Data items:

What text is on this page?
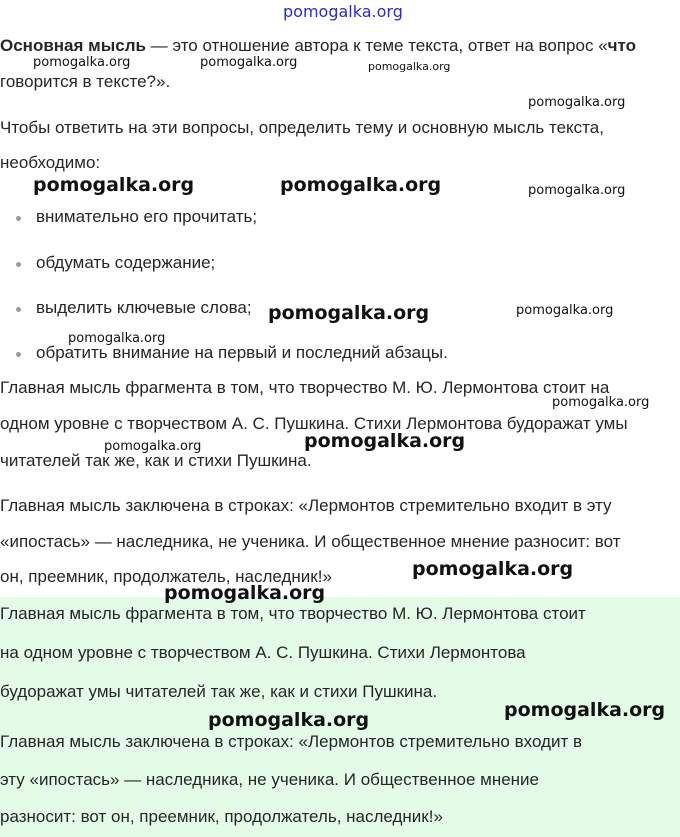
pomogalka.org

Основная мысль — это отношение автора к теме текста, ответ на вопрос «что

говорится в тексте?».

Чтобы ответить на эти вопросы, определить тему и основную мысль текста,

необходимо:

внимательно его прочитать;
обдумать содержание;
выделить ключевые слова;
обратить внимание на первый и последний абзацы.

Главная мысль фрагмента в том, что творчество М. Ю. Лермонтова стоит на

одном уровне с творчеством А. С. Пушкина. Стихи Лермонтова будоражат умы

читателей так же, как и стихи Пушкина.

Главная мысль заключена в строках: «Лермонтов стремительно входит в эту

«ипостась» — наследника, не ученика. И общественное мнение разносит: вот

он, преемник, продолжатель, наследник!»

Главная мысль фрагмента в том, что творчество М. Ю. Лермонтова стоит

на одном уровне с творчеством А. С. Пушкина. Стихи Лермонтова

будоражат умы читателей так же, как и стихи Пушкина.

Главная мысль заключена в строках: «Лермонтов стремительно входит в

эту «ипостась» — наследника, не ученика. И общественное мнение

разносит: вот он, преемник, продолжатель, наследник!»

pomogalka.org	pomogalka.org	pomogalka.org
pomogalka.org
pomogalka.org	pomogalka.org	pomogalka.org
pomogalka.org	pomogalka.org
pomogalka.org
pomogalka.org
pomogalka.org	pomogalka.org
pomogalka.org
pomogalka.org
pomogalka.org	pomogalka.org
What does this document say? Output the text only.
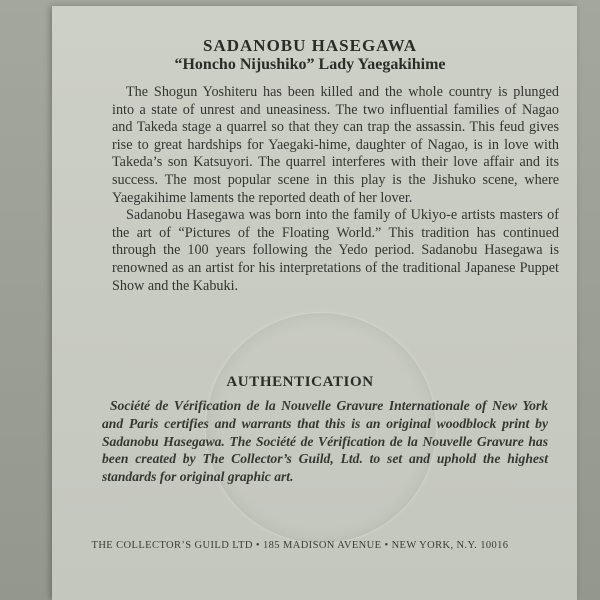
SADANOBU HASEGAWA
“Honcho Nijushiko” Lady Yaegakihime

The Shogun Yoshiteru has been killed and the whole country is plunged into a state of unrest and uneasiness. The two influential families of Nagao and Takeda stage a quarrel so that they can trap the assassin. This feud gives rise to great hardships for Yaegaki-hime, daughter of Nagao, is in love with Takeda’s son Katsuyori. The quarrel interferes with their love affair and its success. The most popular scene in this play is the Jishuko scene, where Yaegakihime laments the reported death of her lover.

Sadanobu Hasegawa was born into the family of Ukiyo-e artists masters of the art of “Pictures of the Floating World.” This tradition has continued through the 100 years following the Yedo period. Sadanobu Hasegawa is renowned as an artist for his interpretations of the traditional Japanese Puppet Show and the Kabuki.

AUTHENTICATION

Société de Vérification de la Nouvelle Gravure Internationale of New York and Paris certifies and warrants that this is an original woodblock print by Sadanobu Hasegawa. The Société de Vérification de la Nouvelle Gravure has been created by The Collector’s Guild, Ltd. to set and uphold the highest standards for original graphic art.

THE COLLECTOR’S GUILD LTD • 185 MADISON AVENUE • NEW YORK, N.Y. 10016
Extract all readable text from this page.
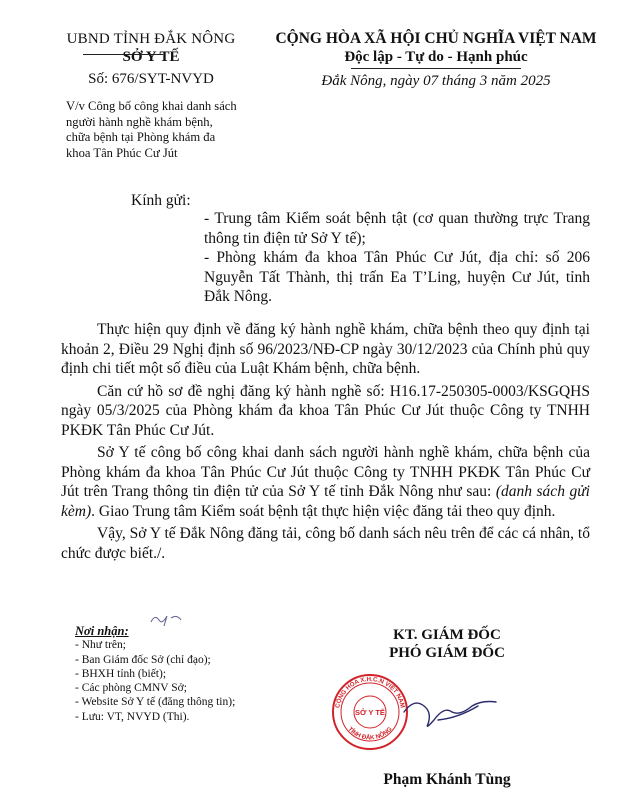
UBND TỈNH ĐẮK NÔNG
SỞ Y TẾ
Số: 676/SYT-NVYD
V/v Công bố công khai danh sách
người hành nghề khám bệnh,
chữa bệnh tại Phòng khám đa
khoa Tân Phúc Cư Jút
CỘNG HÒA XÃ HỘI CHỦ NGHĨA VIỆT NAM
Độc lập - Tự do - Hạnh phúc
Đắk Nông, ngày 07 tháng 3 năm 2025
Kính gửi:

- Trung tâm Kiểm soát bệnh tật (cơ quan thường trực Trang thông tin điện tử Sở Y tế);

- Phòng khám đa khoa Tân Phúc Cư Jút, địa chỉ: số 206 Nguyễn Tất Thành, thị trấn Ea T’Ling, huyện Cư Jút, tỉnh Đắk Nông.

Thực hiện quy định về đăng ký hành nghề khám, chữa bệnh theo quy định tại khoản 2, Điều 29 Nghị định số 96/2023/NĐ-CP ngày 30/12/2023 của Chính phủ quy định chi tiết một số điều của Luật Khám bệnh, chữa bệnh.

Căn cứ hồ sơ đề nghị đăng ký hành nghề số: H16.17-250305-0003/KSGQHS ngày 05/3/2025 của Phòng khám đa khoa Tân Phúc Cư Jút thuộc Công ty TNHH PKĐK Tân Phúc Cư Jút.

Sở Y tế công bố công khai danh sách người hành nghề khám, chữa bệnh của Phòng khám đa khoa Tân Phúc Cư Jút thuộc Công ty TNHH PKĐK Tân Phúc Cư Jút trên Trang thông tin điện tử của Sở Y tế tỉnh Đắk Nông như sau: (danh sách gửi kèm). Giao Trung tâm Kiểm soát bệnh tật thực hiện việc đăng tải theo quy định.

Vậy, Sở Y tế Đắk Nông đăng tải, công bố danh sách nêu trên để các cá nhân, tổ chức được biết./.

Nơi nhận:
- Như trên;
- Ban Giám đốc Sở (chỉ đạo);
- BHXH tỉnh (biết);
- Các phòng CMNV Sở;
- Website Sở Y tế (đăng thông tin);
- Lưu: VT, NVYD (Thi).
KT. GIÁM ĐỐC
PHÓ GIÁM ĐỐC
CỘNG HÒA X.H.C.N VIỆT NAM
TỈNH ĐẮK NÔNG
SỞ Y TẾ
Phạm Khánh Tùng
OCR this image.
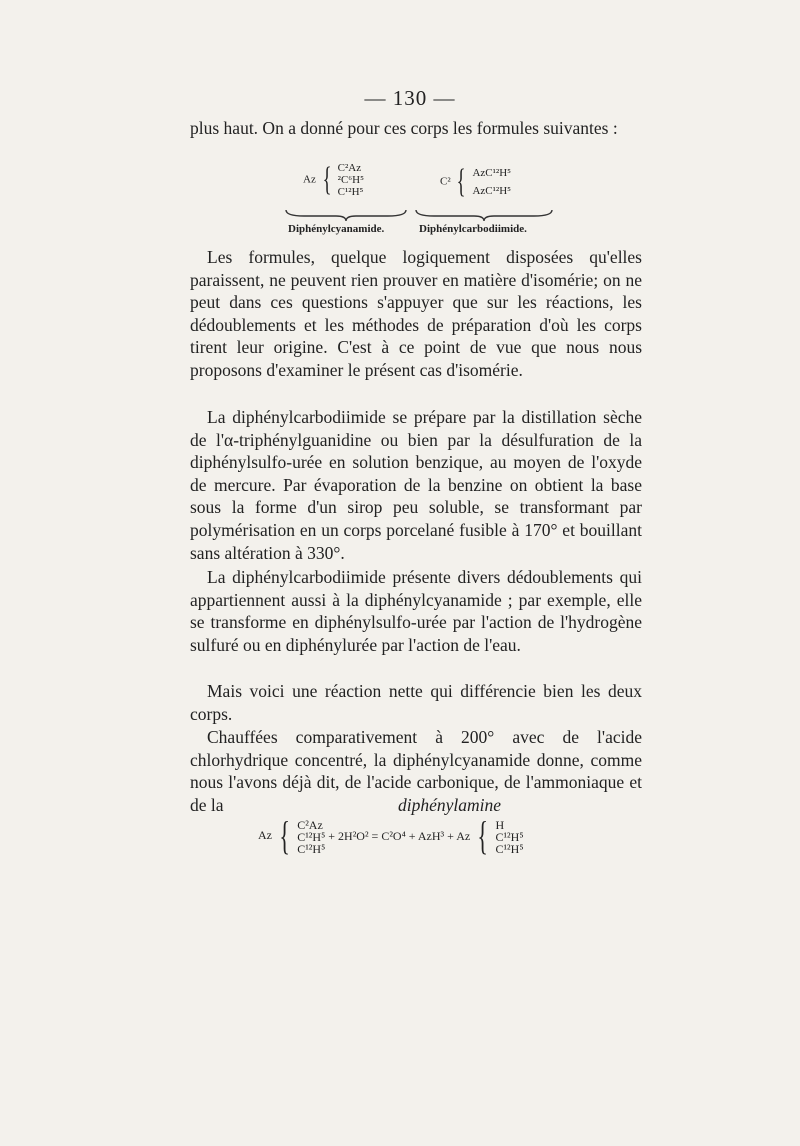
— 130 —

plus haut. On a donné pour ces corps les formules suivantes :

Az { C²Az
²C⁶H⁵
C¹²H⁵
C² { AzC¹²H⁵
AzC¹²H⁵
Diphénylcyanamide.	Diphénylcarbodiimide.

Les formules, quelque logiquement disposées qu'elles paraissent, ne peuvent rien prouver en matière d'isomérie; on ne peut dans ces questions s'appuyer que sur les réactions, les dédoublements et les méthodes de préparation d'où les corps tirent leur origine. C'est à ce point de vue que nous nous proposons d'examiner le présent cas d'isomérie.

La diphénylcarbodiimide se prépare par la distillation sèche de l'α-triphénylguanidine ou bien par la désulfuration de la diphénylsulfo-urée en solution benzique, au moyen de l'oxyde de mercure. Par évaporation de la benzine on obtient la base sous la forme d'un sirop peu soluble, se transformant par polymérisation en un corps porcelané fusible à 170° et bouillant sans altération à 330°.

La diphénylcarbodiimide présente divers dédoublements qui appartiennent aussi à la diphénylcyanamide ; par exemple, elle se transforme en diphénylsulfo-urée par l'action de l'hydrogène sulfuré ou en diphénylurée par l'action de l'eau.

Mais voici une réaction nette qui différencie bien les deux corps.

Chauffées comparativement à 200° avec de l'acide chlorhydrique concentré, la diphénylcyanamide donne, comme nous l'avons déjà dit, de l'acide carbonique, de l'ammoniaque et de la	diphénylamine
Az { C²Az
C¹²H⁵
C¹²H⁵
+ 2H²O² = C²O⁴ + AzH³ + Az { H
C¹²H⁵
C¹²H⁵
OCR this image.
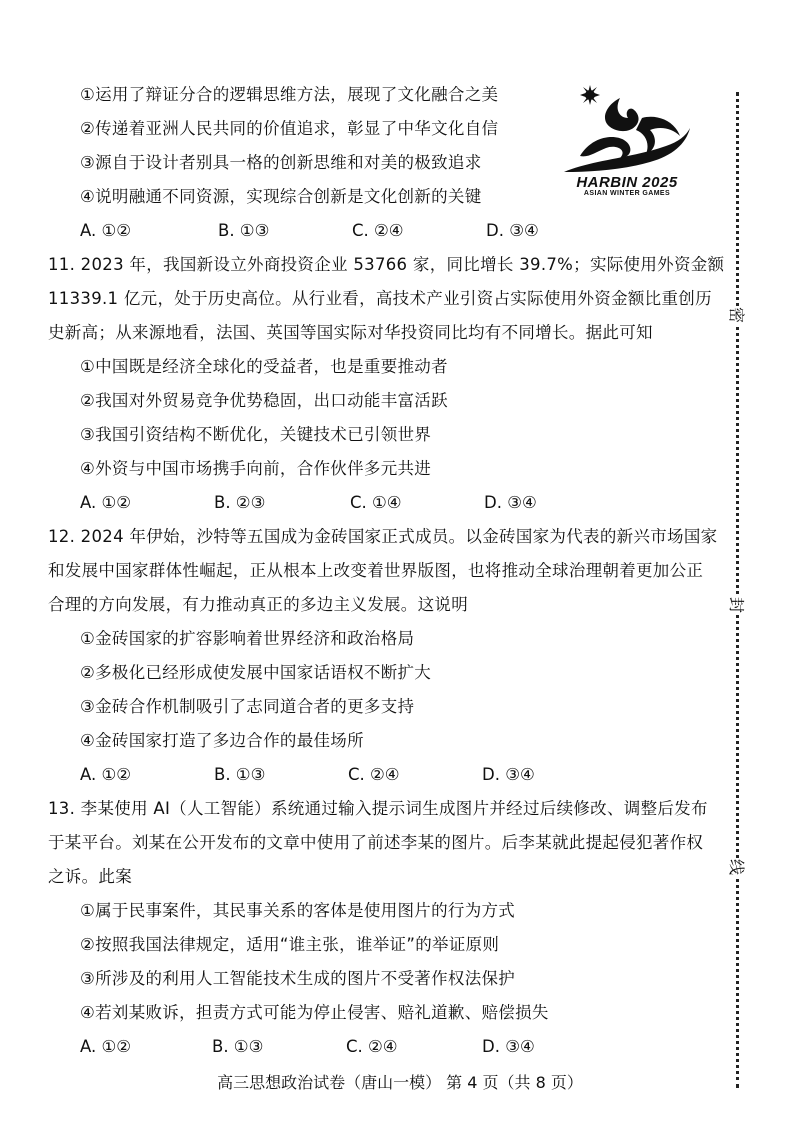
密
封
线
HARBIN 2025
ASIAN WINTER GAMES
①运用了辩证分合的逻辑思维方法，展现了文化融合之美
②传递着亚洲人民共同的价值追求，彰显了中华文化自信
③源自于设计者别具一格的创新思维和对美的极致追求
④说明融通不同资源，实现综合创新是文化创新的关键
A. ①②	B. ①③	C. ②④	D. ③④
11. 2023 年，我国新设立外商投资企业 53766 家，同比增长 39.7%；实际使用外资金额
11339.1 亿元，处于历史高位。从行业看，高技术产业引资占实际使用外资金额比重创历
史新高；从来源地看，法国、英国等国实际对华投资同比均有不同增长。据此可知
①中国既是经济全球化的受益者，也是重要推动者
②我国对外贸易竞争优势稳固，出口动能丰富活跃
③我国引资结构不断优化，关键技术已引领世界
④外资与中国市场携手向前，合作伙伴多元共进
A. ①②	B. ②③	C. ①④	D. ③④
12. 2024 年伊始，沙特等五国成为金砖国家正式成员。以金砖国家为代表的新兴市场国家
和发展中国家群体性崛起，正从根本上改变着世界版图，也将推动全球治理朝着更加公正
合理的方向发展，有力推动真正的多边主义发展。这说明
①金砖国家的扩容影响着世界经济和政治格局
②多极化已经形成使发展中国家话语权不断扩大
③金砖合作机制吸引了志同道合者的更多支持
④金砖国家打造了多边合作的最佳场所
A. ①②	B. ①③	C. ②④	D. ③④
13. 李某使用 AI（人工智能）系统通过输入提示词生成图片并经过后续修改、调整后发布
于某平台。刘某在公开发布的文章中使用了前述李某的图片。后李某就此提起侵犯著作权
之诉。此案
①属于民事案件，其民事关系的客体是使用图片的行为方式
②按照我国法律规定，适用“谁主张，谁举证”的举证原则
③所涉及的利用人工智能技术生成的图片不受著作权法保护
④若刘某败诉，担责方式可能为停止侵害、赔礼道歉、赔偿损失
A. ①②	B. ①③	C. ②④	D. ③④
高三思想政治试卷（唐山一模） 第 4 页（共 8 页）
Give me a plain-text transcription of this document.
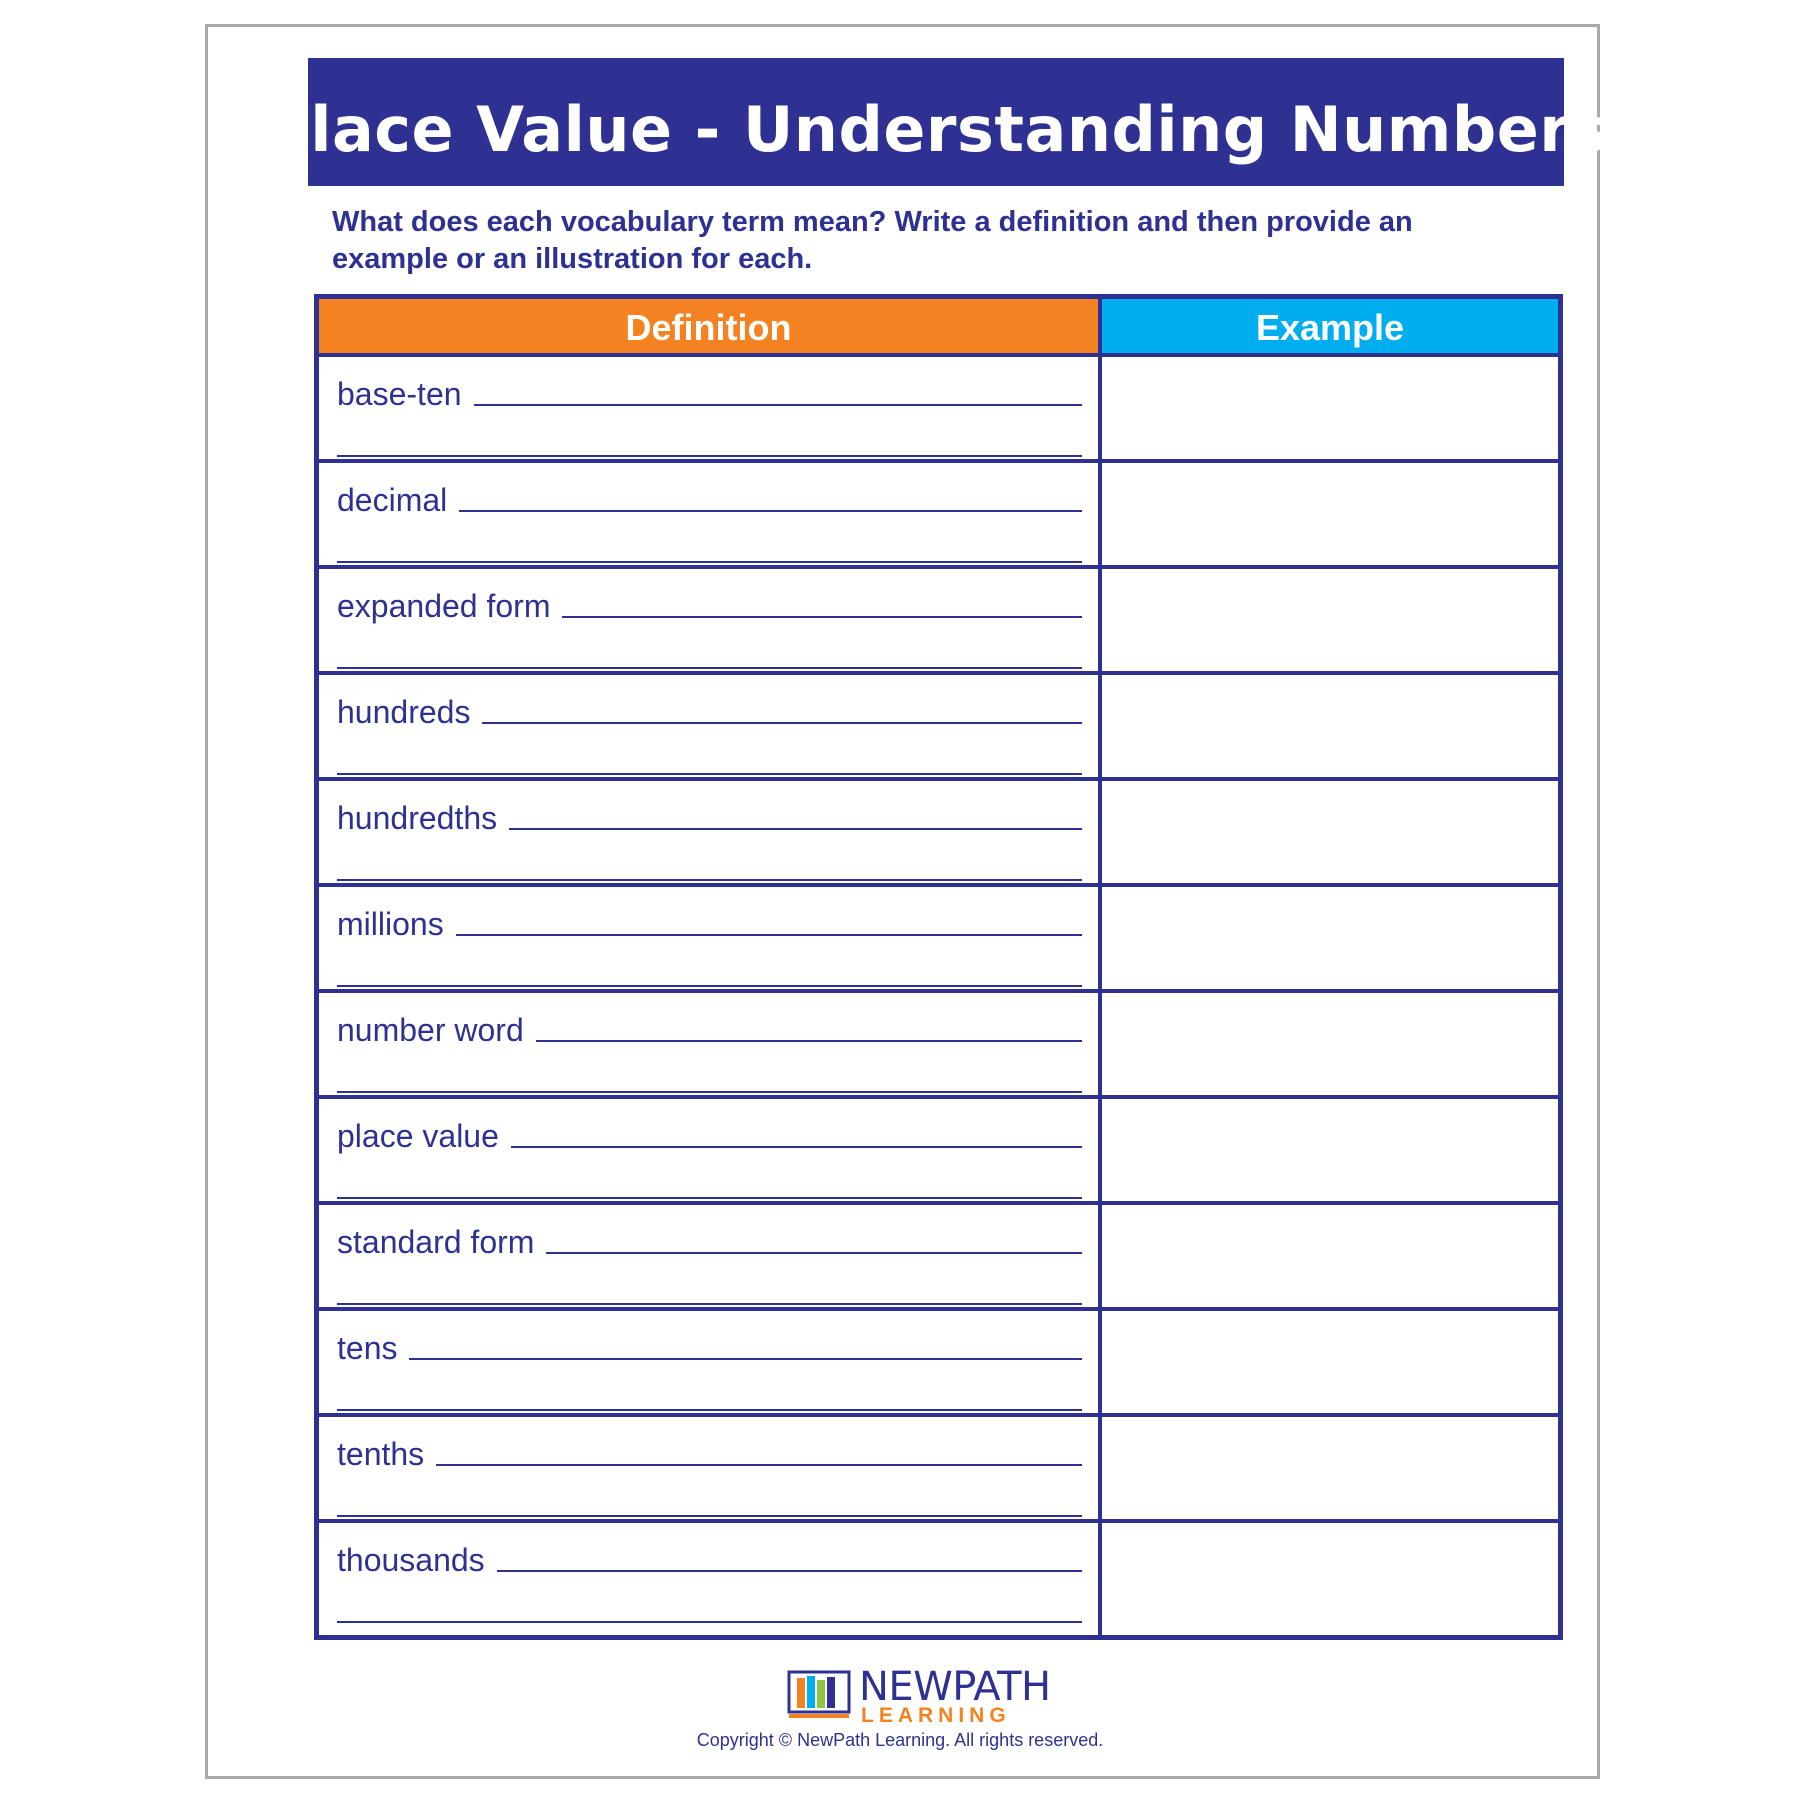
Place Value - Understanding Numbers
What does each vocabulary term mean? Write a definition and then provide an example or an illustration for each.
Definition	Example
base-ten
decimal
expanded form
hundreds
hundredths
millions
number word
place value
standard form
tens
tenths
thousands
NEWPATH
LEARNING
Copyright © NewPath Learning. All rights reserved.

• Your objective:
Copy down every line of the entries containing the word "ученика".

• Task answer:
«ипостась» — наследника, не ученика. И общественное мнение разносит: вот
эту «ипостась» — наследника, не ученика. И общественное мнение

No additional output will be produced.